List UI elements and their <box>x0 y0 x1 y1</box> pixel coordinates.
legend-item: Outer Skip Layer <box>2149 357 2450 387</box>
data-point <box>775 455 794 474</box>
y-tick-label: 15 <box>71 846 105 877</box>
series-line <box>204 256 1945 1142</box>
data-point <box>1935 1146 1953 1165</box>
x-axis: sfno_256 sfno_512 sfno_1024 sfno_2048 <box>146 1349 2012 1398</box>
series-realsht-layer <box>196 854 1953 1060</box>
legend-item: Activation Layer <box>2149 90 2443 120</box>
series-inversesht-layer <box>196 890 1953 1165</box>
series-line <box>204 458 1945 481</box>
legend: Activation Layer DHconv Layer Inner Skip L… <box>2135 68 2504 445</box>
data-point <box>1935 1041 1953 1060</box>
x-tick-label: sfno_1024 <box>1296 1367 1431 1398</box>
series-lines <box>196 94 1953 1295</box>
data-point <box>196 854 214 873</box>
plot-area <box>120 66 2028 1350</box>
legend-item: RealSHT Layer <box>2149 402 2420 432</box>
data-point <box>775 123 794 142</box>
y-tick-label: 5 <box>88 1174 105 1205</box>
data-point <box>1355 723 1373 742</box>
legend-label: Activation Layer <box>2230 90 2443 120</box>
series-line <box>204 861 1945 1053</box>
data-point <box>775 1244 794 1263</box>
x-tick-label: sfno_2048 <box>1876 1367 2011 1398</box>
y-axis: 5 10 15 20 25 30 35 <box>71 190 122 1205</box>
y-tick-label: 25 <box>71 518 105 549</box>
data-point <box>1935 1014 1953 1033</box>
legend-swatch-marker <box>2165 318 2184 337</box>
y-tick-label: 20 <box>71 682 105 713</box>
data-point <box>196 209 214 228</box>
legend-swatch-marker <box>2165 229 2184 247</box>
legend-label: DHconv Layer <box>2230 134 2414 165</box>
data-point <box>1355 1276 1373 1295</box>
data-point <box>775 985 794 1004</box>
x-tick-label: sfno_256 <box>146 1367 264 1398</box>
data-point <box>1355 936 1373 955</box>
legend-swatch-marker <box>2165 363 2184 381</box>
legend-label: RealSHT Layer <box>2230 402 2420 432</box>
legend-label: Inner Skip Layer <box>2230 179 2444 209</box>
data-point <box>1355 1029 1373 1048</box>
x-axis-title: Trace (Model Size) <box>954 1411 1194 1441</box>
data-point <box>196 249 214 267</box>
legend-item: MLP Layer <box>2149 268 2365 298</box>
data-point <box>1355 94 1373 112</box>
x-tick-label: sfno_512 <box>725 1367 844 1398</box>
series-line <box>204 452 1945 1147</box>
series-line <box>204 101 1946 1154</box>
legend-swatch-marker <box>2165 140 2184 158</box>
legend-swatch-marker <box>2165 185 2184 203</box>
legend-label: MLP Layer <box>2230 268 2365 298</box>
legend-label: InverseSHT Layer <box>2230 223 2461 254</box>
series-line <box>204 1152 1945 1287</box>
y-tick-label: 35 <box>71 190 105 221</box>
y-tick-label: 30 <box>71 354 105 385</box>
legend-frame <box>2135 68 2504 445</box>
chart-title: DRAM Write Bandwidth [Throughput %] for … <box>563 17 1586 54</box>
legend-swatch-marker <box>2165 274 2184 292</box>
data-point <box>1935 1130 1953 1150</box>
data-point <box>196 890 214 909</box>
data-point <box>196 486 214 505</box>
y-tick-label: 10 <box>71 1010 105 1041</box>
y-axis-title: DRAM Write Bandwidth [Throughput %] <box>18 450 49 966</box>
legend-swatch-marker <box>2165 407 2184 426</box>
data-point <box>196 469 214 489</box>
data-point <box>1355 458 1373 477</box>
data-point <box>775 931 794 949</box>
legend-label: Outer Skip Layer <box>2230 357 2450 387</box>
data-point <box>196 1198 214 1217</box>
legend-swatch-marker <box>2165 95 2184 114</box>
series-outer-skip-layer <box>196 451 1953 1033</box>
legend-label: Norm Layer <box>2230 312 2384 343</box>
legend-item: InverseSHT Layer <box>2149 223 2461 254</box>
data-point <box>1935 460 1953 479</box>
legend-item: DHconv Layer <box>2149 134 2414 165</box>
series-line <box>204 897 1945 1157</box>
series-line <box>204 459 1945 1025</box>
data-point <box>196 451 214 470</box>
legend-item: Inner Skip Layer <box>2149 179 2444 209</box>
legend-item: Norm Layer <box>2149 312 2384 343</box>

..............................

■ YOUR INSTRUCTIONS
Count the lines in the material above that contain the string "Throughput", with case counting, and reply with only the number.

■ TASK ANSWER
2